Dataset entries:
▬▬▬▬▬▬▬▬▬▬

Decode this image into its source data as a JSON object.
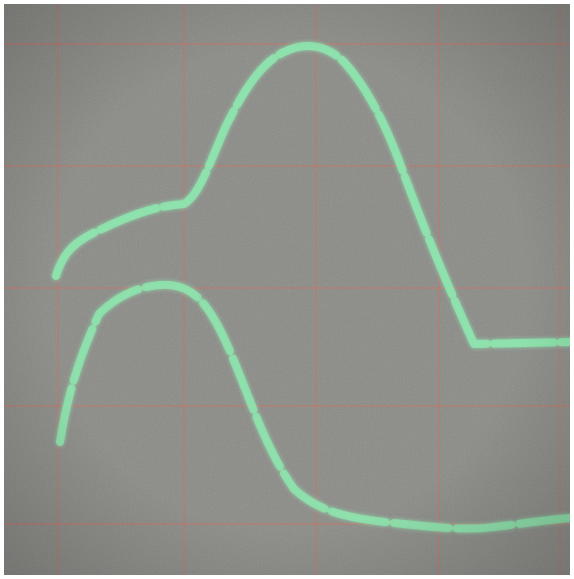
{
  "scene": {
    "subject": "oscilloscope-screen-photo",
    "screen_color": "#8a8a86",
    "grid_color": "#c07a6e",
    "trace_color": "#8ee3ad",
    "graticule": {
      "vertical_lines": 5,
      "horizontal_lines": 5
    },
    "traces": [
      {
        "name_id": "upper-trace",
        "shape": "shoulder-then-peak-then-flat"
      },
      {
        "name_id": "lower-trace",
        "shape": "single-hump-then-flat"
      }
    ]
  }
}
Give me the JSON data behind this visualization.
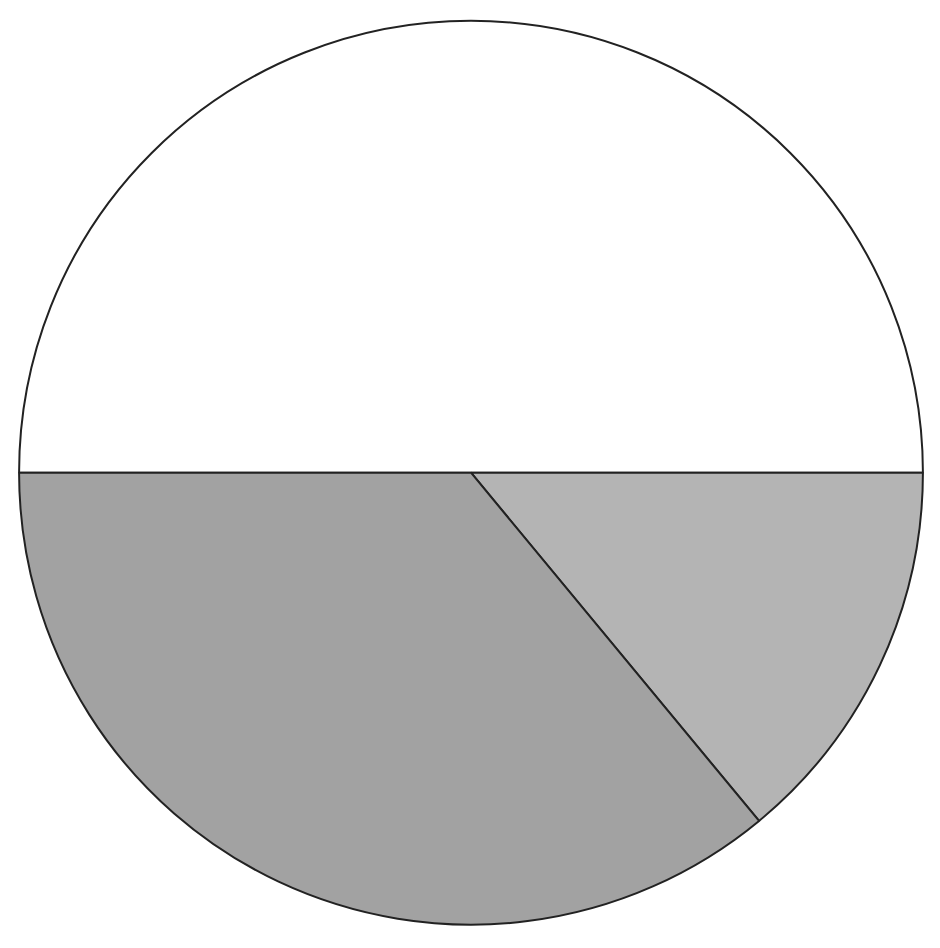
{
  "chart_data": {
    "type": "pie",
    "categories": [
      null,
      null,
      null
    ],
    "values": [
      50,
      14,
      36
    ],
    "colors": [
      "#ffffff",
      "#b4b4b4",
      "#a2a2a2"
    ]
  }
}
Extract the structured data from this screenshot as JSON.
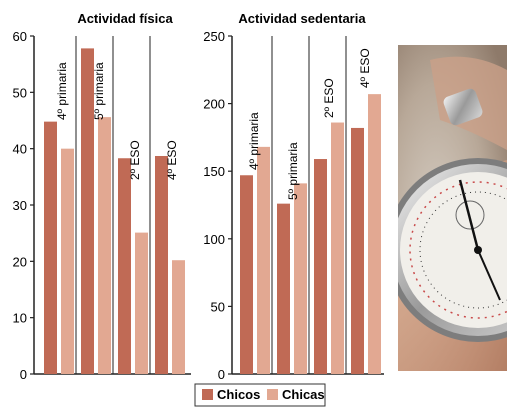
{
  "chart_data": [
    {
      "type": "bar",
      "title": "Actividad física",
      "categories": [
        "4º primaria",
        "5º primaria",
        "2º ESO",
        "4º ESO"
      ],
      "series": [
        {
          "name": "Chicos",
          "values": [
            44.8,
            57.8,
            38.3,
            38.7
          ]
        },
        {
          "name": "Chicas",
          "values": [
            40.0,
            45.6,
            25.1,
            20.2
          ]
        }
      ],
      "yticks": [
        "0",
        "10",
        "20",
        "30",
        "40",
        "50",
        "60"
      ],
      "ylim": [
        0,
        60
      ],
      "grid": false
    },
    {
      "type": "bar",
      "title": "Actividad sedentaria",
      "categories": [
        "4º primaria",
        "5º primaria",
        "2º ESO",
        "4º ESO"
      ],
      "series": [
        {
          "name": "Chicos",
          "values": [
            147,
            126,
            159,
            182
          ]
        },
        {
          "name": "Chicas",
          "values": [
            168,
            141,
            186,
            207
          ]
        }
      ],
      "yticks": [
        "0",
        "50",
        "100",
        "150",
        "200",
        "250"
      ],
      "ylim": [
        0,
        250
      ],
      "grid": false
    }
  ],
  "legend": {
    "placement": "bottom-center",
    "items": [
      {
        "label": "Chicos",
        "color": "#c06a55"
      },
      {
        "label": "Chicas",
        "color": "#e2a892"
      }
    ]
  },
  "colors": {
    "chicos": "#c06a55",
    "chicas": "#e2a892"
  },
  "photo": {
    "subject": "stopwatch-image"
  }
}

▬▬▬▬▬▬▬▬▬▬

**Direction:** Filter the records above for lines containing the word "flat", and copy those lines.

**Full solution:**
        "shape": "shoulder-then-peak-then-flat"
        "shape": "single-hump-then-flat"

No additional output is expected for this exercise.